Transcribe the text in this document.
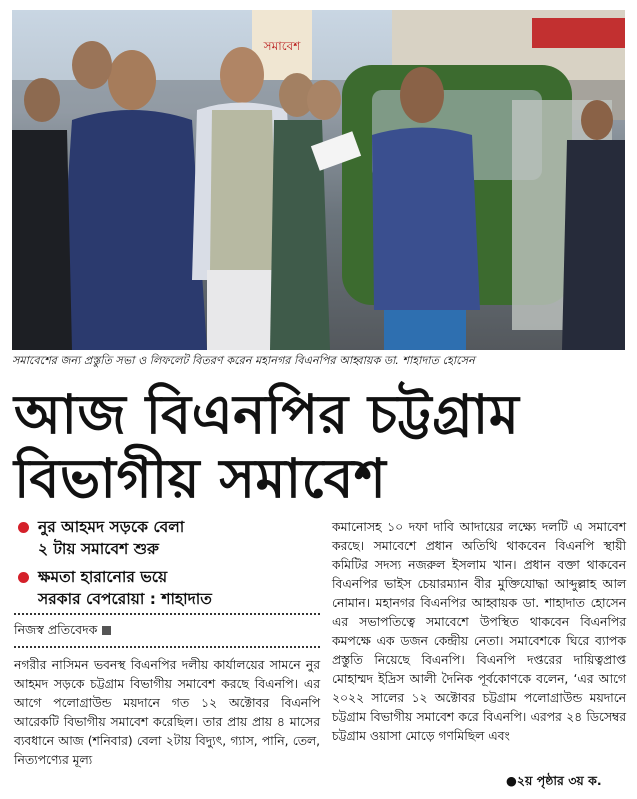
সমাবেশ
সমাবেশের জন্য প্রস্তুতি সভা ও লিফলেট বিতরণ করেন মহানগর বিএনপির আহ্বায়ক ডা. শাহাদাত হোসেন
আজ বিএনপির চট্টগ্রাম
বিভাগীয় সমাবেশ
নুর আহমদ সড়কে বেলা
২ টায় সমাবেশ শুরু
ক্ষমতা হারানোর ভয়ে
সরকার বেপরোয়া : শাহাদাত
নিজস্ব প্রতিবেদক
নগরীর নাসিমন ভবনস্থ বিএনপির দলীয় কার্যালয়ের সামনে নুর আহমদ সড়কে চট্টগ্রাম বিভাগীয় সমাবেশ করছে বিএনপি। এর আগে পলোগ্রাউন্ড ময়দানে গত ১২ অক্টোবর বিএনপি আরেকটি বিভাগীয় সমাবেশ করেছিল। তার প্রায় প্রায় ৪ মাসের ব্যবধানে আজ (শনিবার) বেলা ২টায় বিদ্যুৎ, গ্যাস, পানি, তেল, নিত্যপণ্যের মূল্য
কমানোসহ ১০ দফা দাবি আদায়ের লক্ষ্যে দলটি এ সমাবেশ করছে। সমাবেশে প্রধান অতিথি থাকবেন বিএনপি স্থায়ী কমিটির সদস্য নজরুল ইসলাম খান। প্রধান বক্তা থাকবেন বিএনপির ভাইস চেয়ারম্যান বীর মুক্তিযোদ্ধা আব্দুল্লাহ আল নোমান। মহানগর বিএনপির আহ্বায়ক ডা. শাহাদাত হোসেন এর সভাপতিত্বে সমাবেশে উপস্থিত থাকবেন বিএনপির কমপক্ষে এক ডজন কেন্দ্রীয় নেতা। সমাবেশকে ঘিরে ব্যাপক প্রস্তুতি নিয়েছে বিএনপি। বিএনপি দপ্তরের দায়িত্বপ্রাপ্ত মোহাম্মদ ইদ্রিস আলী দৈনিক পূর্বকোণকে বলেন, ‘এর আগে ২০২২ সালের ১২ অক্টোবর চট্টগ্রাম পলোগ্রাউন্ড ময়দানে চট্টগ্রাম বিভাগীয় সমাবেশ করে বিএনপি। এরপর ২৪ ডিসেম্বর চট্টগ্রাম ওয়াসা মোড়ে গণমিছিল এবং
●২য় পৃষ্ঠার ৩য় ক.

● ● ● ● ●

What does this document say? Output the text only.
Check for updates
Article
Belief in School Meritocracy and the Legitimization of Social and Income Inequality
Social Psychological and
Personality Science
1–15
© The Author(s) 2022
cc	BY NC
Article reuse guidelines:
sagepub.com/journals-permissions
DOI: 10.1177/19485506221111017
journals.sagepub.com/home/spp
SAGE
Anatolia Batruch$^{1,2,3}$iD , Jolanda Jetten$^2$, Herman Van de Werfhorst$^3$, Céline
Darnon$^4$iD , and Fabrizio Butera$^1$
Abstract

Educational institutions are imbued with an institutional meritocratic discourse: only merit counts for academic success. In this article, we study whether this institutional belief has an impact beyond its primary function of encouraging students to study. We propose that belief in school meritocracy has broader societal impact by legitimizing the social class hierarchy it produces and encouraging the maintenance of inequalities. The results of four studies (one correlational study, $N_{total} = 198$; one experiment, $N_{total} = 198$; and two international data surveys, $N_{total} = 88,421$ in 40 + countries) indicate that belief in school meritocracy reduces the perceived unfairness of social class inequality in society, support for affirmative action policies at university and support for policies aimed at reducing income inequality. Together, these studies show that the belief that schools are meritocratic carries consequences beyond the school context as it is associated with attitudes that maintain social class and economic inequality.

● ● ● ● ●

Scan the material above. Extract every line in which the word "journals" occurs.

sagepub.com/journals-permissions
journals.sagepub.com/home/spp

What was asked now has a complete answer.